[WRITTEN INSTRUCTION] From the listing below, select every line where the word "manual" appears.

** begin DATA FOR THIS EXERCISE **

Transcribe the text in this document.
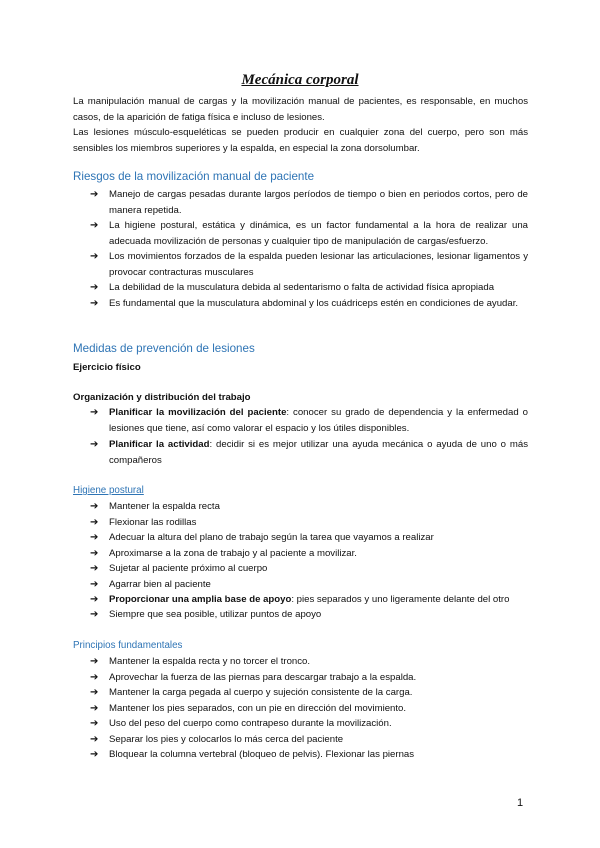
Mecánica corporal
La manipulación manual de cargas y la movilización manual de pacientes, es responsable, en muchos casos, de la aparición de fatiga física e incluso de lesiones.
Las lesiones músculo-esqueléticas se pueden producir en cualquier zona del cuerpo, pero son más sensibles los miembros superiores y la espalda, en especial la zona dorsolumbar.
Riesgos de la movilización manual de paciente
➔	Manejo de cargas pesadas durante largos períodos de tiempo o bien en periodos cortos, pero de manera repetida.
➔	La higiene postural, estática y dinámica, es un factor fundamental a la hora de realizar una adecuada movilización de personas y cualquier tipo de manipulación de cargas/esfuerzo.
➔	Los movimientos forzados de la espalda pueden lesionar las articulaciones, lesionar ligamentos y provocar contracturas musculares
➔	La debilidad de la musculatura debida al sedentarismo o falta de actividad física apropiada
➔	Es fundamental que la musculatura abdominal y los cuádriceps estén en condiciones de ayudar.
Medidas de prevención de lesiones
Ejercicio físico
Organización y distribución del trabajo
➔	Planificar la movilización del paciente: conocer su grado de dependencia y la enfermedad o lesiones que tiene, así como valorar el espacio y los útiles disponibles.
➔	Planificar la actividad: decidir si es mejor utilizar una ayuda mecánica o ayuda de uno o más compañeros
Higiene postural
➔	Mantener la espalda recta
➔	Flexionar las rodillas
➔	Adecuar la altura del plano de trabajo según la tarea que vayamos a realizar
➔	Aproximarse a la zona de trabajo y al paciente a movilizar.
➔	Sujetar al paciente próximo al cuerpo
➔	Agarrar bien al paciente
➔	Proporcionar una amplia base de apoyo: pies separados y uno ligeramente delante del otro
➔	Siempre que sea posible, utilizar puntos de apoyo
Principios fundamentales
➔	Mantener la espalda recta y no torcer el tronco.
➔	Aprovechar la fuerza de las piernas para descargar trabajo a la espalda.
➔	Mantener la carga pegada al cuerpo y sujeción consistente de la carga.
➔	Mantener los pies separados, con un pie en dirección del movimiento.
➔	Uso del peso del cuerpo como contrapeso durante la movilización.
➔	Separar los pies y colocarlos lo más cerca del paciente
➔	Bloquear la columna vertebral (bloqueo de pelvis). Flexionar las piernas
1
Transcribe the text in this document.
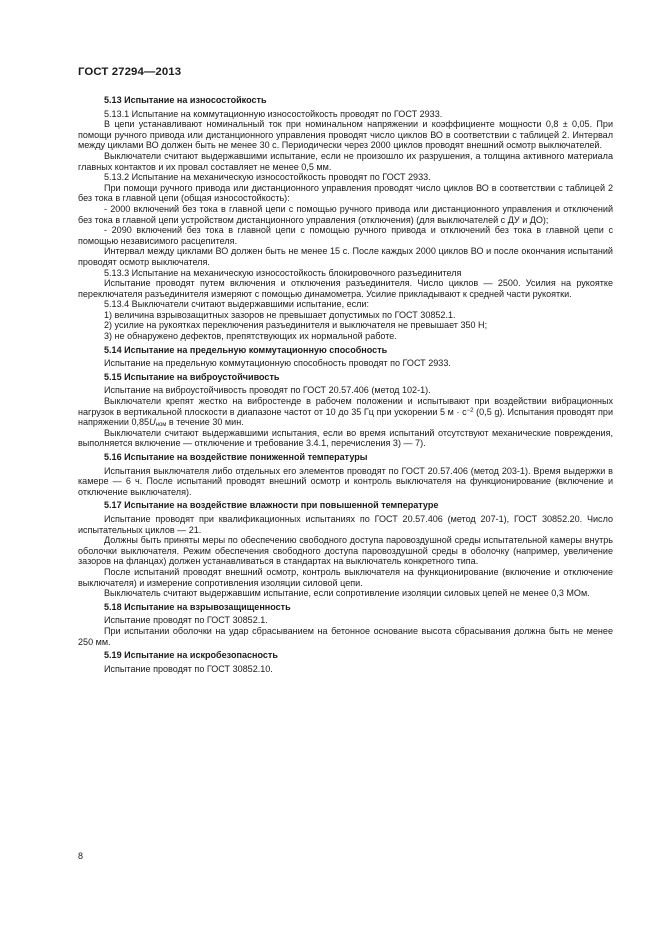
ГОСТ 27294—2013

5.13 Испытание на износостойкость

5.13.1 Испытание на коммутационную износостойкость проводят по ГОСТ 2933.

В цепи устанавливают номинальный ток при номинальном напряжении и коэффициенте мощности 0,8 ± 0,05. При помощи ручного привода или дистанционного управления проводят число циклов ВО в соответствии с таблицей 2. Интервал между циклами ВО должен быть не менее 30 с. Периодически через 2000 циклов проводят внешний осмотр выключателей.

Выключатели считают выдержавшими испытание, если не произошло их разрушения, а толщина активного материала главных контактов и их провал составляет не менее 0,5 мм.

5.13.2 Испытание на механическую износостойкость проводят по ГОСТ 2933.

При помощи ручного привода или дистанционного управления проводят число циклов ВО в соответствии с таблицей 2 без тока в главной цепи (общая износостойкость):

- 2000 включений без тока в главной цепи с помощью ручного привода или дистанционного управления и отключений без тока в главной цепи устройством дистанционного управления (отключения) (для выключателей с ДУ и ДО);

- 2090 включений без тока в главной цепи с помощью ручного привода и отключений без тока в главной цепи с помощью независимого расцепителя.

Интервал между циклами ВО должен быть не менее 15 с. После каждых 2000 циклов ВО и после окончания испытаний проводят осмотр выключателя.

5.13.3 Испытание на механическую износостойкость блокировочного разъединителя

Испытание проводят путем включения и отключения разъединителя. Число циклов — 2500. Усилия на рукоятке переключателя разъединителя измеряют с помощью динамометра. Усилие прикладывают к средней части рукоятки.

5.13.4 Выключатели считают выдержавшими испытание, если:

1) величина взрывозащитных зазоров не превышает допустимых по ГОСТ 30852.1.

2) усилие на рукоятках переключения разъединителя и выключателя не превышает 350 Н;

3) не обнаружено дефектов, препятствующих их нормальной работе.

5.14 Испытание на предельную коммутационную способность

Испытание на предельную коммутационную способность проводят по ГОСТ 2933.

5.15 Испытание на виброустойчивость

Испытание на виброустойчивость проводят по ГОСТ 20.57.406 (метод 102-1).

Выключатели крепят жестко на вибростенде в рабочем положении и испытывают при воздействии вибрационных нагрузок в вертикальной плоскости в диапазоне частот от 10 до 35 Гц при ускорении 5 $м \cdot с^{-2}$ (0,5 g). Испытания проводят при напряжении $0,85U_{ном}$ в течение 30 мин.

Выключатели считают выдержавшими испытания, если во время испытаний отсутствуют механические повреждения, выполняется включение — отключение и требование 3.4.1, перечисления 3) — 7).

5.16 Испытание на воздействие пониженной температуры

Испытания выключателя либо отдельных его элементов проводят по ГОСТ 20.57.406 (метод 203-1). Время выдержки в камере — 6 ч. После испытаний проводят внешний осмотр и контроль выключателя на функционирование (включение и отключение выключателя).

5.17 Испытание на воздействие влажности при повышенной температуре

Испытание проводят при квалификационных испытаниях по ГОСТ 20.57.406 (метод 207-1), ГОСТ 30852.20. Число испытательных циклов — 21.

Должны быть приняты меры по обеспечению свободного доступа паровоздушной среды испытательной камеры внутрь оболочки выключателя. Режим обеспечения свободного доступа паровоздушной среды в оболочку (например, увеличение зазоров на фланцах) должен устанавливаться в стандартах на выключатель конкретного типа.

После испытаний проводят внешний осмотр, контроль выключателя на функционирование (включение и отключение выключателя) и измерение сопротивления изоляции силовой цепи.

Выключатель считают выдержавшим испытание, если сопротивление изоляции силовых цепей не менее 0,3 МОм.

5.18 Испытание на взрывозащищенность

Испытание проводят по ГОСТ 30852.1.

При испытании оболочки на удар сбрасыванием на бетонное основание высота сбрасывания должна быть не менее 250 мм.

5.19 Испытание на искробезопасность

Испытание проводят по ГОСТ 30852.10.

8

** end DATA FOR THIS EXERCISE **

[THE RESPONSE]
La manipulación manual de cargas y la movilización manual de pacientes, es responsable, en muchos casos, de la aparición de fatiga física e incluso de lesiones.
Riesgos de la movilización manual de paciente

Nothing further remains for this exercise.